> **Task instructions**: Return the lines beginning at the one that contains "Convert this document image to plain text." and running to the end of the records, exactly and with nothing else. Omit pictures.

########

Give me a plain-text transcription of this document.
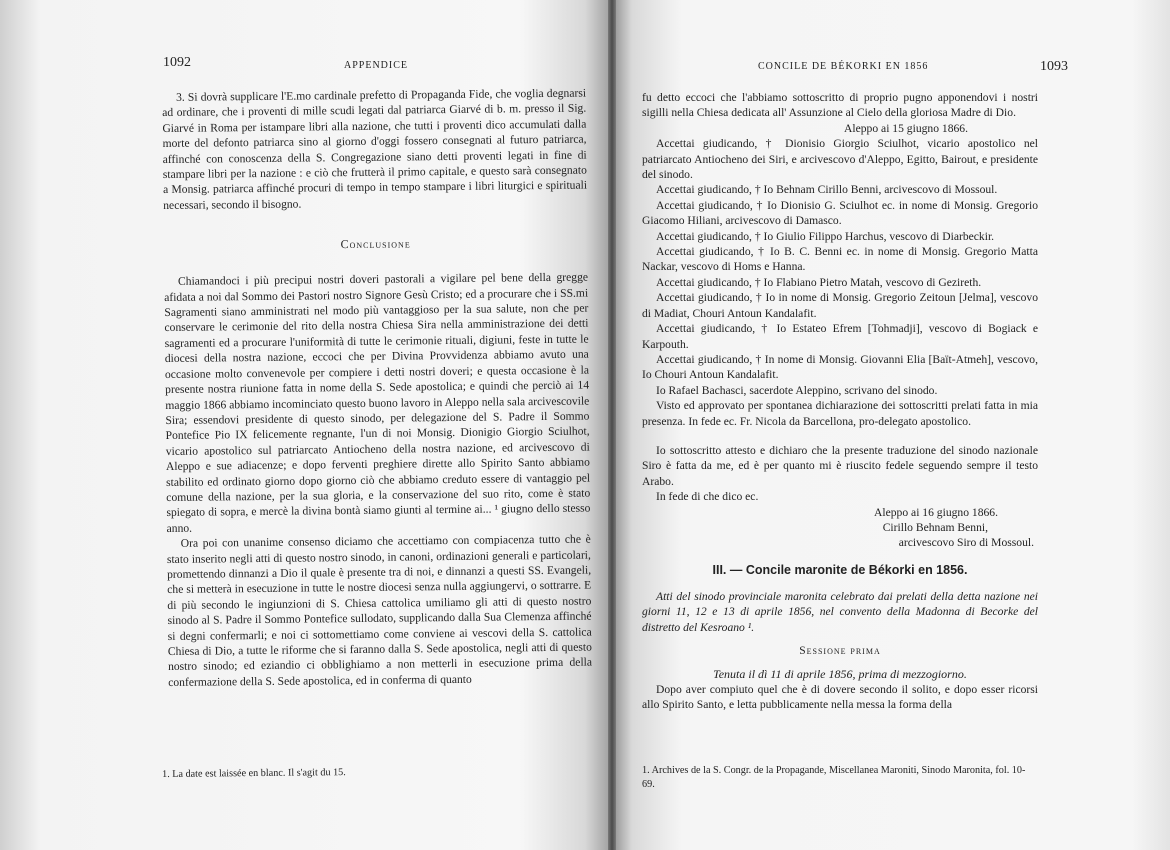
1092	APPENDICE

3. Si dovrà supplicare l'E.mo cardinale prefetto di Propaganda Fide, che voglia degnarsi ad ordinare, che i proventi di mille scudi legati dal patriarca Giarvé di b. m. presso il Sig. Giarvé in Roma per istampare libri alla nazione, che tutti i proventi dico accumulati dalla morte del defonto patriarca sino al giorno d'oggi fossero consegnati al futuro patriarca, affinché con conoscenza della S. Congregazione siano detti proventi legati in fine di stampare libri per la nazione : e ciò che frutterà il primo capitale, e questo sarà consegnato a Monsig. patriarca affinché procuri di tempo in tempo stampare i libri liturgici e spirituali necessari, secondo il bisogno.

Conclusione

Chiamandoci i più precipui nostri doveri pastorali a vigilare pel bene della gregge afidata a noi dal Sommo dei Pastori nostro Signore Gesù Cristo; ed a procurare che i SS.mi Sagramenti siano amministrati nel modo più vantaggioso per la sua salute, non che per conservare le cerimonie del rito della nostra Chiesa Sira nella amministrazione dei detti sagramenti ed a procurare l'uniformità di tutte le cerimonie rituali, digiuni, feste in tutte le diocesi della nostra nazione, eccoci che per Divina Provvidenza abbiamo avuto una occasione molto convenevole per compiere i detti nostri doveri; e questa occasione è la presente nostra riunione fatta in nome della S. Sede apostolica; e quindi che perciò ai 14 maggio 1866 abbiamo incominciato questo buono lavoro in Aleppo nella sala arcivescovile Sira; essendovi presidente di questo sinodo, per delegazione del S. Padre il Sommo Pontefice Pio IX felicemente regnante, l'un di noi Monsig. Dionigio Giorgio Sciulhot, vicario apostolico sul patriarcato Antiocheno della nostra nazione, ed arcivescovo di Aleppo e sue adiacenze; e dopo ferventi preghiere dirette allo Spirito Santo abbiamo stabilito ed ordinato giorno dopo giorno ciò che abbiamo creduto essere di vantaggio pel comune della nazione, per la sua gloria, e la conservazione del suo rito, come è stato spiegato di sopra, e mercè la divina bontà siamo giunti al termine ai... ¹ giugno dello stesso anno.

Ora poi con unanime consenso diciamo che accettiamo con compiacenza tutto che è stato inserito negli atti di questo nostro sinodo, in canoni, ordinazioni generali e particolari, promettendo dinnanzi a Dio il quale è presente tra di noi, e dinnanzi a questi SS. Evangeli, che si metterà in esecuzione in tutte le nostre diocesi senza nulla aggiungervi, o sottrarre. E di più secondo le ingiunzioni di S. Chiesa cattolica umiliamo gli atti di questo nostro sinodo al S. Padre il Sommo Pontefice sullodato, supplicando dalla Sua Clemenza affinché si degni confermarli; e noi ci sottomettiamo come conviene ai vescovi della S. cattolica Chiesa di Dio, a tutte le riforme che si faranno dalla S. Sede apostolica, negli atti di questo nostro sinodo; ed eziandio ci obblighiamo a non metterli in esecuzione prima della confermazione della S. Sede apostolica, ed in conferma di quanto

1. La date est laissée en blanc. Il s'agit du 15.

CONCILE DE BÉKORKI EN 1856	1093

fu detto eccoci che l'abbiamo sottoscritto di proprio pugno apponendovi i nostri sigilli nella Chiesa dedicata all' Assunzione al Cielo della gloriosa Madre di Dio.

Aleppo ai 15 giugno 1866.

Accettai giudicando, † Dionisio Giorgio Sciulhot, vicario apostolico nel patriarcato Antiocheno dei Siri, e arcivescovo d'Aleppo, Egitto, Bairout, e presidente del sinodo.

Accettai giudicando, † Io Behnam Cirillo Benni, arcivescovo di Mossoul.

Accettai giudicando, † Io Dionisio G. Sciulhot ec. in nome di Monsig. Gregorio Giacomo Hiliani, arcivescovo di Damasco.

Accettai giudicando, † Io Giulio Filippo Harchus, vescovo di Diarbeckir.

Accettai giudicando, † Io B. C. Benni ec. in nome di Monsig. Gregorio Matta Nackar, vescovo di Homs e Hanna.

Accettai giudicando, † Io Flabiano Pietro Matah, vescovo di Gezireth.

Accettai giudicando, † Io in nome di Monsig. Gregorio Zeitoun [Jelma], vescovo di Madiat, Chouri Antoun Kandalafit.

Accettai giudicando, † Io Estateo Efrem [Tohmadji], vescovo di Bogiack e Karpouth.

Accettai giudicando, † In nome di Monsig. Giovanni Elia [Baït-Atmeh], vescovo, Io Chouri Antoun Kandalafit.

Io Rafael Bachasci, sacerdote Aleppino, scrivano del sinodo.

Visto ed approvato per spontanea dichiarazione dei sottoscritti prelati fatta in mia presenza. In fede ec. Fr. Nicola da Barcellona, pro-delegato apostolico.

Io sottoscritto attesto e dichiaro che la presente traduzione del sinodo nazionale Siro è fatta da me, ed è per quanto mi è riuscito fedele seguendo sempre il testo Arabo.

In fede di che dico ec.

Aleppo ai 16 giugno 1866.

Cirillo Behnam Benni,

arcivescovo Siro di Mossoul.

III. — Concile maronite de Békorki en 1856.

Atti del sinodo provinciale maronita celebrato dai prelati della detta nazione nei giorni 11, 12 e 13 di aprile 1856, nel convento della Madonna di Becorke del distretto del Kesroano ¹.

Sessione prima

Tenuta il dì 11 di aprile 1856, prima di mezzogiorno.

Dopo aver compiuto quel che è di dovere secondo il solito, e dopo esser ricorsi allo Spirito Santo, e letta pubblicamente nella messa la forma della

1. Archives de la S. Congr. de la Propagande, Miscellanea Maroniti, Sinodo Maronita, fol. 10-69.
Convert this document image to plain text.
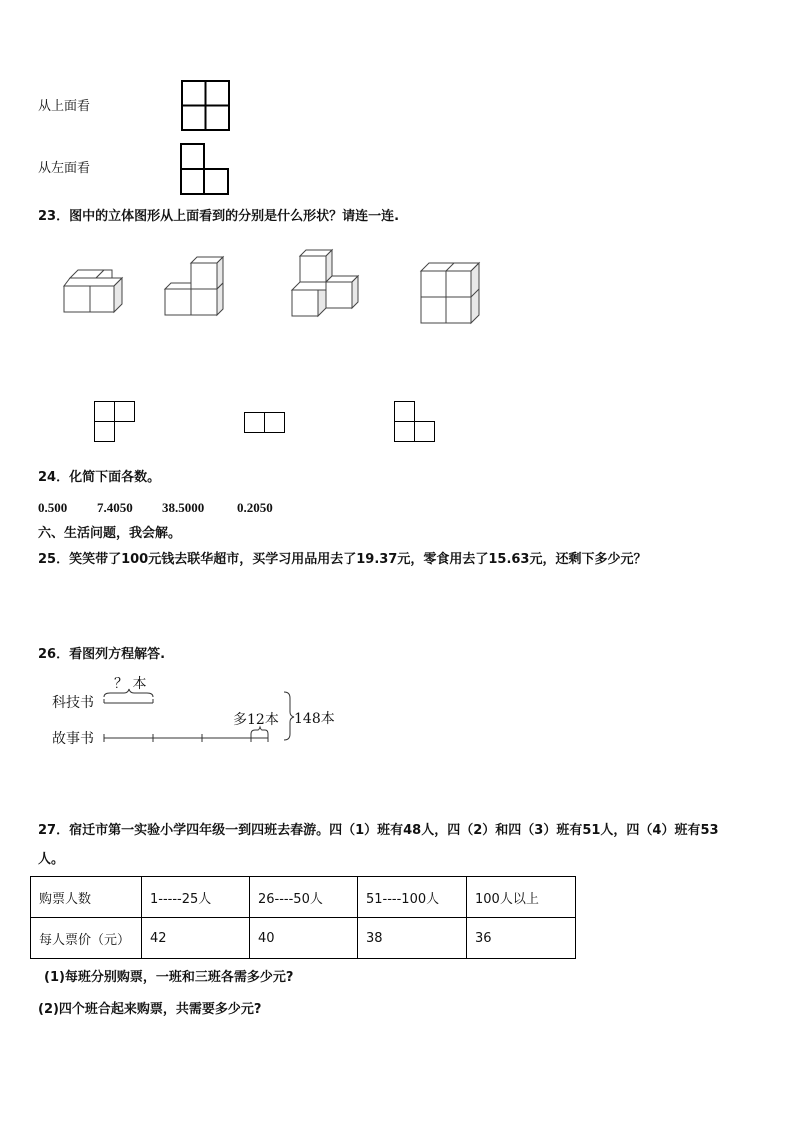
从上面看
从左面看
23．图中的立体图形从上面看到的分别是什么形状？请连一连.
24．化简下面各数。
0.500 7.4050 38.5000	0.2050
六、生活问题，我会解。
25．笑笑带了100元钱去联华超市，买学习用品用去了19.37元，零食用去了15.63元，还剩下多少元？
26．看图列方程解答.
科技书
故事书
？ 本
多12本 148本
27．宿迁市第一实验小学四年级一到四班去春游。四（1）班有48人，四（2）和四（3）班有51人，四（4）班有53
人。
购票人数	1-----25人	26----50人	51----100人	100人以上
每人票价（元）	42	40	38	36
(1)每班分别购票，一班和三班各需多少元?
(2)四个班合起来购票，共需要多少元?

########

> **Result of this task**:
Convert this document image to plain text.
从上面看
从左面看
23．图中的立体图形从上面看到的分别是什么形状？请连一连.
24．化简下面各数。
0.500 7.4050 38.5000	0.2050
六、生活问题，我会解。
25．笑笑带了100元钱去联华超市，买学习用品用去了19.37元，零食用去了15.63元，还剩下多少元？
26．看图列方程解答.
科技书
故事书
？ 本
多12本 148本
27．宿迁市第一实验小学四年级一到四班去春游。四（1）班有48人，四（2）和四（3）班有51人，四（4）班有53
人。
购票人数	1-----25人	26----50人	51----100人	100人以上
每人票价（元）	42	40	38	36
(1)每班分别购票，一班和三班各需多少元?
(2)四个班合起来购票，共需要多少元?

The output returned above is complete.